*DIRECTION*:
Search the entries below. Return every line that has "name" in it.

*PROVIDED RECORDS*:
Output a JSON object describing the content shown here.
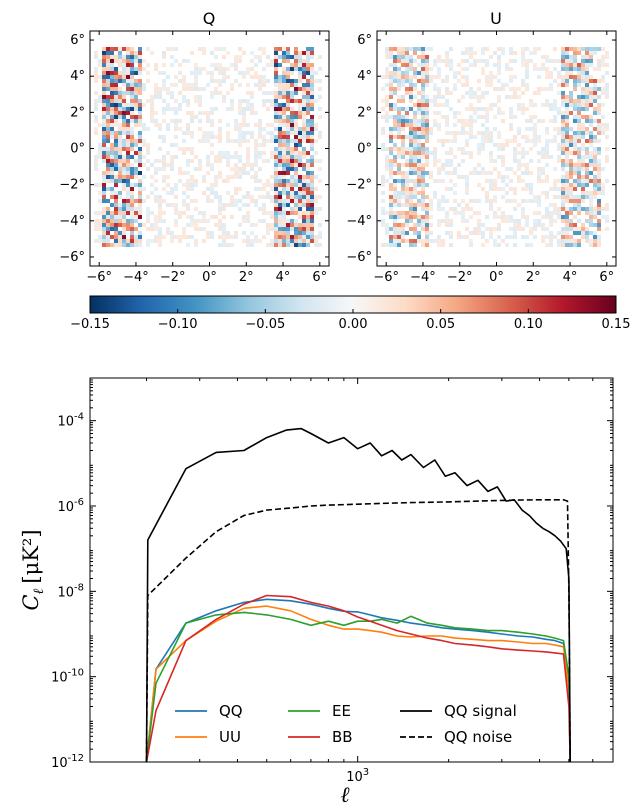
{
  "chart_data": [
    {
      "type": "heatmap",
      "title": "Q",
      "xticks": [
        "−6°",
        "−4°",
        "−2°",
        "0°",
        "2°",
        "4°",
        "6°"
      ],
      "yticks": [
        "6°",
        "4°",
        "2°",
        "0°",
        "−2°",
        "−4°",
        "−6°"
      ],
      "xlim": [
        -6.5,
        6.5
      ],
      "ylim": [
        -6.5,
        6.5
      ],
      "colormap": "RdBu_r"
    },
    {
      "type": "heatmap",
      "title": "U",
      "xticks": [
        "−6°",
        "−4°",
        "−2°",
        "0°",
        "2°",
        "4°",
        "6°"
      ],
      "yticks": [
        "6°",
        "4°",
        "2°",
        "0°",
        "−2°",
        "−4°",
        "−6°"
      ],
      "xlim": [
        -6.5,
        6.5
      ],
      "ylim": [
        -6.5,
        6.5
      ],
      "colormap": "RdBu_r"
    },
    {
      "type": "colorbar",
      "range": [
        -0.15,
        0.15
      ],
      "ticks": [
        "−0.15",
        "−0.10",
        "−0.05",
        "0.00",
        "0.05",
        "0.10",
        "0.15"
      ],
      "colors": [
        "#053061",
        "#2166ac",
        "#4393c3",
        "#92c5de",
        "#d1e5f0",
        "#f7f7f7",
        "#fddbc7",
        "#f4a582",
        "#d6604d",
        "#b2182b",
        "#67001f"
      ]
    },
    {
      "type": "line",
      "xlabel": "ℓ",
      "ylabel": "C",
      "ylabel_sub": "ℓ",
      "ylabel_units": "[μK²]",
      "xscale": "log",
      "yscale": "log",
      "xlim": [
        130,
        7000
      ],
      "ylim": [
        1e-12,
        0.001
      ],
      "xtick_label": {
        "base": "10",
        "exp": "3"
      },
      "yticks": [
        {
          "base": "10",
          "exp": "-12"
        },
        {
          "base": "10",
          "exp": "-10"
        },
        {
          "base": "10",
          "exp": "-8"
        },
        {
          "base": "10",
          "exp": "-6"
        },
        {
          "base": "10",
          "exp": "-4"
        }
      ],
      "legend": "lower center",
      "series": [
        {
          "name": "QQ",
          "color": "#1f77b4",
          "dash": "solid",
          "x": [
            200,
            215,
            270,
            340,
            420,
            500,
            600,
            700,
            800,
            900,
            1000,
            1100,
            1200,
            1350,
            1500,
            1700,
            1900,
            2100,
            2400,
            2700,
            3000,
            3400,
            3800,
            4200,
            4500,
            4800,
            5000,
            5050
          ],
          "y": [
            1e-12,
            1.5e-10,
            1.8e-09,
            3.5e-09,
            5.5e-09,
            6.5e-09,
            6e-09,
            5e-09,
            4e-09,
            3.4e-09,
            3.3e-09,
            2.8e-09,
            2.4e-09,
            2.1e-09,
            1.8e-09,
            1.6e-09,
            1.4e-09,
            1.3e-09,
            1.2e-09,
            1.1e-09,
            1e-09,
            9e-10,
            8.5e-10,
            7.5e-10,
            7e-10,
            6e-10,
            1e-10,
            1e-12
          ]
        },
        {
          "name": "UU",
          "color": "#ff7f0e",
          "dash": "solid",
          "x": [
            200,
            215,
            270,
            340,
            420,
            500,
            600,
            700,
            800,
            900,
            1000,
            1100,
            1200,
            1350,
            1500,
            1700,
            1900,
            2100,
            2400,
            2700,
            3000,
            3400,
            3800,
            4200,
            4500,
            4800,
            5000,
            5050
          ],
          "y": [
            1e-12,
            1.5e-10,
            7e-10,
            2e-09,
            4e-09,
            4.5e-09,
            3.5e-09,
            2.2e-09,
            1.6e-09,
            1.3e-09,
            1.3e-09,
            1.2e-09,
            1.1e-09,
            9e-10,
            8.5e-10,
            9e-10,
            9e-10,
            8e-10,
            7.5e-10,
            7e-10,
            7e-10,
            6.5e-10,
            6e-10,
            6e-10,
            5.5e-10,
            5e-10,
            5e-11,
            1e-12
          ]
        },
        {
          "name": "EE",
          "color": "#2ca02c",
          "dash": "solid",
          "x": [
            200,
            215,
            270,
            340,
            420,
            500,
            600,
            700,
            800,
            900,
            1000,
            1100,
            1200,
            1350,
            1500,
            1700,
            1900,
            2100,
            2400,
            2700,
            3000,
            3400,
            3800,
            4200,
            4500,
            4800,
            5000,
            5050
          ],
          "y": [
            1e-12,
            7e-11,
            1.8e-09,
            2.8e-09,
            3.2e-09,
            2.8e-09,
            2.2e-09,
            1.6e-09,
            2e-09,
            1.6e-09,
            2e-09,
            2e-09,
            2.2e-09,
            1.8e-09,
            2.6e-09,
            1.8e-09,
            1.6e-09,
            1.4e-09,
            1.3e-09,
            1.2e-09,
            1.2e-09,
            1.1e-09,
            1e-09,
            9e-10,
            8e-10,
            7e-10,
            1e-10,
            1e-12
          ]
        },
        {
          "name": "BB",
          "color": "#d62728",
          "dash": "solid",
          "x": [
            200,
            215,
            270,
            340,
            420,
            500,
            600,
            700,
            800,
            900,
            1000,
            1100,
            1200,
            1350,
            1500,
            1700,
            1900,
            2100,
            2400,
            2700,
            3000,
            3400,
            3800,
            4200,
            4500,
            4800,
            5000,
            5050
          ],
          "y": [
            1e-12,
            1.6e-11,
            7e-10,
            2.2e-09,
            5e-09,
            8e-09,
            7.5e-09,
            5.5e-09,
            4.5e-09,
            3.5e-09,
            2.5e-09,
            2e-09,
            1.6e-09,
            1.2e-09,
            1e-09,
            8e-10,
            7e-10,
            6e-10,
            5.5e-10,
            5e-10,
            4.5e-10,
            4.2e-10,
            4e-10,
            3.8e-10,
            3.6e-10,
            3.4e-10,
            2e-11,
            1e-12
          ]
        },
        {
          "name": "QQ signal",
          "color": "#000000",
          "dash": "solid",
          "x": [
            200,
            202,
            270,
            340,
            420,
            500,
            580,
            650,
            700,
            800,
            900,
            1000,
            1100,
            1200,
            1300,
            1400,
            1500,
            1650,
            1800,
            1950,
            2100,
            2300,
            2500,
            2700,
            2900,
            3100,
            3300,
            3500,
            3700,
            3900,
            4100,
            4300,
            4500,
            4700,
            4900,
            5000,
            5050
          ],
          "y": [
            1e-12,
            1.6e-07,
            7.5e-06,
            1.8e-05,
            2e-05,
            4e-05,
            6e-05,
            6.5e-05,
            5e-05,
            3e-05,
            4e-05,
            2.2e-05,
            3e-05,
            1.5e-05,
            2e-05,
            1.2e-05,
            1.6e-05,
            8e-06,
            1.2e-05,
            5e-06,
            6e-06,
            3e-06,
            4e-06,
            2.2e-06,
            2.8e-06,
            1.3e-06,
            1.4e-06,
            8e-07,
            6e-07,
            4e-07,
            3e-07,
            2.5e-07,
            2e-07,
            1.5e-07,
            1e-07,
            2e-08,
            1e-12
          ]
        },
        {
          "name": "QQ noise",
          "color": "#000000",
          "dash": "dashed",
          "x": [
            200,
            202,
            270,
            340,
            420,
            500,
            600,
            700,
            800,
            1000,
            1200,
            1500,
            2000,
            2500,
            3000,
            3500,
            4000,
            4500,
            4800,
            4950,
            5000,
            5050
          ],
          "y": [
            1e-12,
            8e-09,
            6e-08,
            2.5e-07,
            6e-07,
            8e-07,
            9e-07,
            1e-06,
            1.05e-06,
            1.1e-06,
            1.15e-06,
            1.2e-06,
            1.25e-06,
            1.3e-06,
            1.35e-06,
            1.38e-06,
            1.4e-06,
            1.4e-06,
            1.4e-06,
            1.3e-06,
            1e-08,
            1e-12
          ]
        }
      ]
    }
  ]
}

*FULL OUTPUT*:
          "name": "QQ",
          "name": "UU",
          "name": "EE",
          "name": "BB",
          "name": "QQ signal",
          "name": "QQ noise",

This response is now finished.